Problem requirements.
Go through the entries below and count the lines holding the word "band". Reply with only the number, please.

Exercise materials.
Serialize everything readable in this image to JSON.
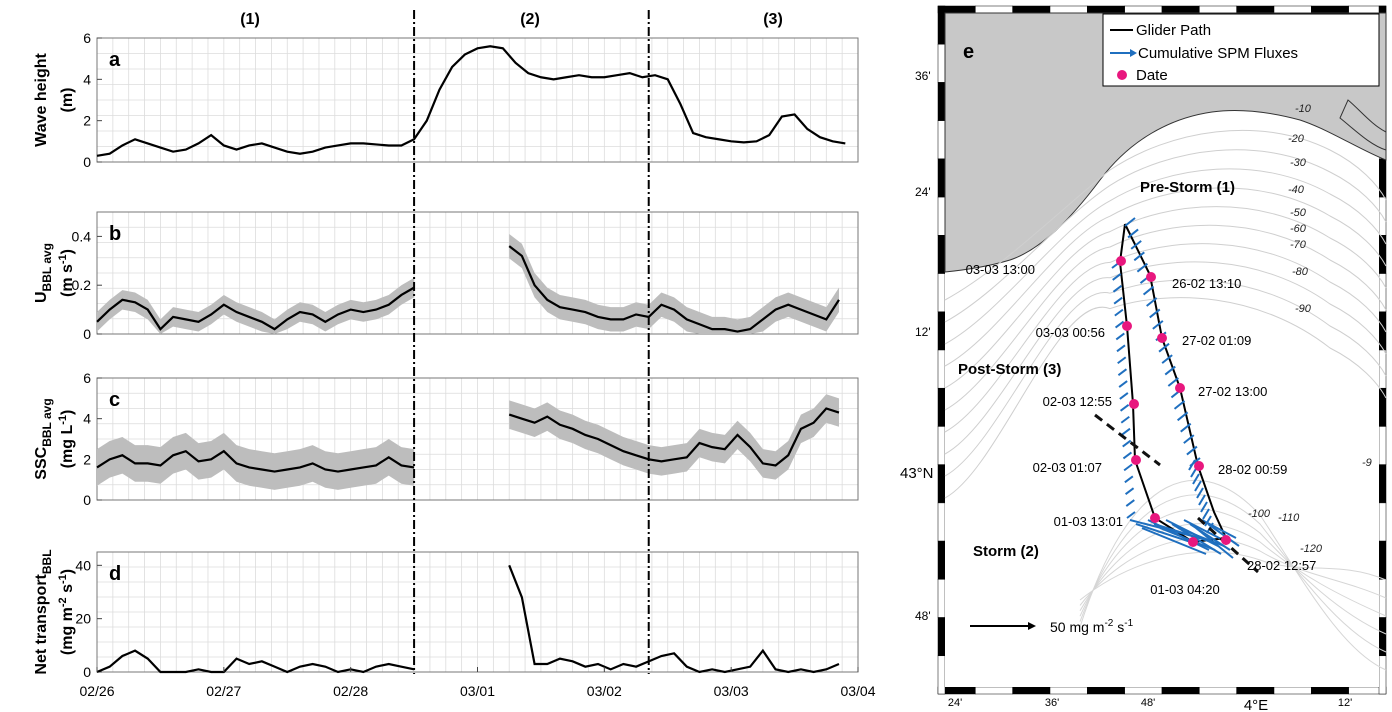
{
  "figure": {
    "phase_labels": [
      "(1)",
      "(2)",
      "(3)"
    ],
    "x_tick_labels": [
      "02/26",
      "02/27",
      "02/28",
      "03/01",
      "03/02",
      "03/03",
      "03/04"
    ],
    "panel_letters": [
      "a",
      "b",
      "c",
      "d",
      "e"
    ],
    "colors": {
      "line": "#000000",
      "band": "#bdbdbd",
      "grid": "#dcdcdc",
      "arrow": "#1f6fbf",
      "date_marker": "#e8177e",
      "land": "#c8c8c8"
    }
  },
  "chart_data": [
    {
      "id": "a",
      "type": "line",
      "ylabel": [
        "Wave height",
        "(m)"
      ],
      "ylim": [
        0,
        6
      ],
      "yticks": [
        0,
        2,
        4,
        6
      ],
      "x_unit": "days since 02/26 00:00",
      "series": [
        {
          "x": [
            0,
            0.1,
            0.2,
            0.3,
            0.4,
            0.5,
            0.6,
            0.7,
            0.8,
            0.9,
            1.0,
            1.1,
            1.2,
            1.3,
            1.4,
            1.5,
            1.6,
            1.7,
            1.8,
            1.9,
            2.0,
            2.1,
            2.2,
            2.3,
            2.4,
            2.5,
            2.6,
            2.7,
            2.8,
            2.9,
            3.0,
            3.1,
            3.2,
            3.3,
            3.4,
            3.5,
            3.6,
            3.7,
            3.8,
            3.9,
            4.0,
            4.1,
            4.2,
            4.3,
            4.4,
            4.5,
            4.6,
            4.7,
            4.8,
            4.9,
            5.0,
            5.1,
            5.2,
            5.3,
            5.4,
            5.5,
            5.6,
            5.7,
            5.8,
            5.9
          ],
          "y": [
            0.3,
            0.4,
            0.8,
            1.1,
            0.9,
            0.7,
            0.5,
            0.6,
            0.9,
            1.3,
            0.8,
            0.6,
            0.8,
            0.9,
            0.7,
            0.5,
            0.4,
            0.5,
            0.7,
            0.8,
            0.9,
            0.9,
            0.85,
            0.8,
            0.8,
            1.1,
            2.0,
            3.5,
            4.6,
            5.2,
            5.5,
            5.6,
            5.5,
            4.8,
            4.3,
            4.1,
            4.0,
            4.1,
            4.2,
            4.1,
            4.1,
            4.2,
            4.3,
            4.1,
            4.2,
            4.0,
            2.8,
            1.4,
            1.2,
            1.1,
            1.0,
            0.95,
            1.0,
            1.3,
            2.2,
            2.3,
            1.6,
            1.2,
            1.0,
            0.9
          ]
        }
      ]
    },
    {
      "id": "b",
      "type": "line",
      "ylabel_main": "U",
      "ylabel_sub": "BBL avg",
      "ylabel_units": [
        "(m s",
        "-1",
        ")"
      ],
      "ylim": [
        0,
        0.5
      ],
      "yticks": [
        0,
        0.2,
        0.4
      ],
      "series": [
        {
          "x": [
            0,
            0.1,
            0.2,
            0.3,
            0.4,
            0.5,
            0.6,
            0.7,
            0.8,
            0.9,
            1.0,
            1.1,
            1.2,
            1.3,
            1.4,
            1.5,
            1.6,
            1.7,
            1.8,
            1.9,
            2.0,
            2.1,
            2.2,
            2.3,
            2.4,
            2.5
          ],
          "y": [
            0.05,
            0.1,
            0.14,
            0.13,
            0.1,
            0.02,
            0.07,
            0.06,
            0.05,
            0.08,
            0.12,
            0.09,
            0.07,
            0.05,
            0.02,
            0.06,
            0.09,
            0.08,
            0.05,
            0.08,
            0.1,
            0.09,
            0.1,
            0.12,
            0.16,
            0.19
          ],
          "band": 0.04
        },
        {
          "x": [
            3.25,
            3.35,
            3.45,
            3.55,
            3.65,
            3.75,
            3.85,
            3.95,
            4.05,
            4.15,
            4.25,
            4.35,
            4.45,
            4.55,
            4.65,
            4.75,
            4.85,
            4.95,
            5.05,
            5.15,
            5.25,
            5.35,
            5.45,
            5.55,
            5.65,
            5.75,
            5.85
          ],
          "y": [
            0.36,
            0.32,
            0.2,
            0.14,
            0.11,
            0.1,
            0.09,
            0.07,
            0.06,
            0.06,
            0.08,
            0.07,
            0.12,
            0.1,
            0.06,
            0.04,
            0.02,
            0.02,
            0.01,
            0.02,
            0.06,
            0.1,
            0.12,
            0.1,
            0.08,
            0.06,
            0.14
          ],
          "band": 0.05
        }
      ]
    },
    {
      "id": "c",
      "type": "line",
      "ylabel_main": "SSC",
      "ylabel_sub": "BBL avg",
      "ylabel_units": [
        "(mg L",
        "-1",
        ")"
      ],
      "ylim": [
        0,
        6
      ],
      "yticks": [
        0,
        2,
        4,
        6
      ],
      "series": [
        {
          "x": [
            0,
            0.1,
            0.2,
            0.3,
            0.4,
            0.5,
            0.6,
            0.7,
            0.8,
            0.9,
            1.0,
            1.1,
            1.2,
            1.3,
            1.4,
            1.5,
            1.6,
            1.7,
            1.8,
            1.9,
            2.0,
            2.1,
            2.2,
            2.3,
            2.4,
            2.5
          ],
          "y": [
            1.6,
            2.0,
            2.2,
            1.8,
            1.8,
            1.7,
            2.2,
            2.4,
            1.9,
            2.0,
            2.4,
            1.8,
            1.6,
            1.5,
            1.4,
            1.5,
            1.6,
            1.8,
            1.5,
            1.4,
            1.5,
            1.6,
            1.7,
            2.1,
            1.7,
            1.6
          ],
          "band": 0.9
        },
        {
          "x": [
            3.25,
            3.35,
            3.45,
            3.55,
            3.65,
            3.75,
            3.85,
            3.95,
            4.05,
            4.15,
            4.25,
            4.35,
            4.45,
            4.55,
            4.65,
            4.75,
            4.85,
            4.95,
            5.05,
            5.15,
            5.25,
            5.35,
            5.45,
            5.55,
            5.65,
            5.75,
            5.85
          ],
          "y": [
            4.2,
            4.0,
            3.8,
            4.1,
            3.7,
            3.5,
            3.2,
            3.0,
            2.7,
            2.4,
            2.2,
            2.0,
            1.9,
            2.0,
            2.1,
            2.8,
            2.6,
            2.5,
            3.2,
            2.6,
            1.8,
            1.7,
            2.2,
            3.5,
            3.8,
            4.5,
            4.3
          ],
          "band": 0.7
        }
      ]
    },
    {
      "id": "d",
      "type": "line",
      "ylabel": [
        "Net transport",
        "(mg m",
        ")"
      ],
      "ylabel_parts": {
        "main": "Net transport",
        "sub": "BBL",
        "units_pre": "(mg m",
        "sup1": "-2",
        "mid": " s",
        "sup2": "-1",
        "units_post": ")"
      },
      "ylim": [
        0,
        45
      ],
      "yticks": [
        0,
        20,
        40
      ],
      "series": [
        {
          "x": [
            0,
            0.1,
            0.2,
            0.3,
            0.4,
            0.5,
            0.6,
            0.7,
            0.8,
            0.9,
            1.0,
            1.1,
            1.2,
            1.3,
            1.4,
            1.5,
            1.6,
            1.7,
            1.8,
            1.9,
            2.0,
            2.1,
            2.2,
            2.3,
            2.4,
            2.5
          ],
          "y": [
            0,
            2,
            6,
            8,
            5,
            0,
            0,
            0,
            1,
            0,
            0,
            5,
            3,
            4,
            2,
            0,
            2,
            3,
            2,
            0,
            1,
            0,
            2,
            3,
            2,
            1
          ]
        },
        {
          "x": [
            3.25,
            3.35,
            3.45,
            3.55,
            3.65,
            3.75,
            3.85,
            3.95,
            4.05,
            4.15,
            4.25,
            4.35,
            4.45,
            4.55,
            4.65,
            4.75,
            4.85,
            4.95,
            5.05,
            5.15,
            5.25,
            5.35,
            5.45,
            5.55,
            5.65,
            5.75,
            5.85
          ],
          "y": [
            40,
            28,
            3,
            3,
            5,
            4,
            2,
            3,
            1,
            3,
            2,
            4,
            6,
            7,
            2,
            0,
            1,
            0,
            1,
            2,
            8,
            1,
            0,
            1,
            0,
            1,
            3
          ]
        }
      ]
    },
    {
      "id": "e",
      "type": "map",
      "legend": [
        "Glider Path",
        "Cumulative SPM Fluxes",
        "Date"
      ],
      "phase_labels": [
        "Pre-Storm (1)",
        "Post-Storm (3)",
        "Storm (2)"
      ],
      "lat_ticks": [
        "36'",
        "24'",
        "12'",
        "43°N",
        "48'"
      ],
      "lon_ticks": [
        "24'",
        "36'",
        "48'",
        "4°E",
        "12'"
      ],
      "depth_labels": [
        "-10",
        "-20",
        "-30",
        "-40",
        "-50",
        "-60",
        "-70",
        "-80",
        "-90",
        "-100",
        "-110",
        "-120",
        "-9"
      ],
      "date_labels": [
        "03-03 13:00",
        "26-02 13:10",
        "03-03 00:56",
        "27-02 01:09",
        "27-02 13:00",
        "02-03 12:55",
        "02-03 01:07",
        "28-02 00:59",
        "01-03 13:01",
        "28-02 12:57",
        "01-03 04:20"
      ],
      "scale_label": "50 mg m",
      "scale_sup": "-2",
      "scale_tail": " s",
      "scale_sup2": "-1"
    }
  ]
}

Completed task.
5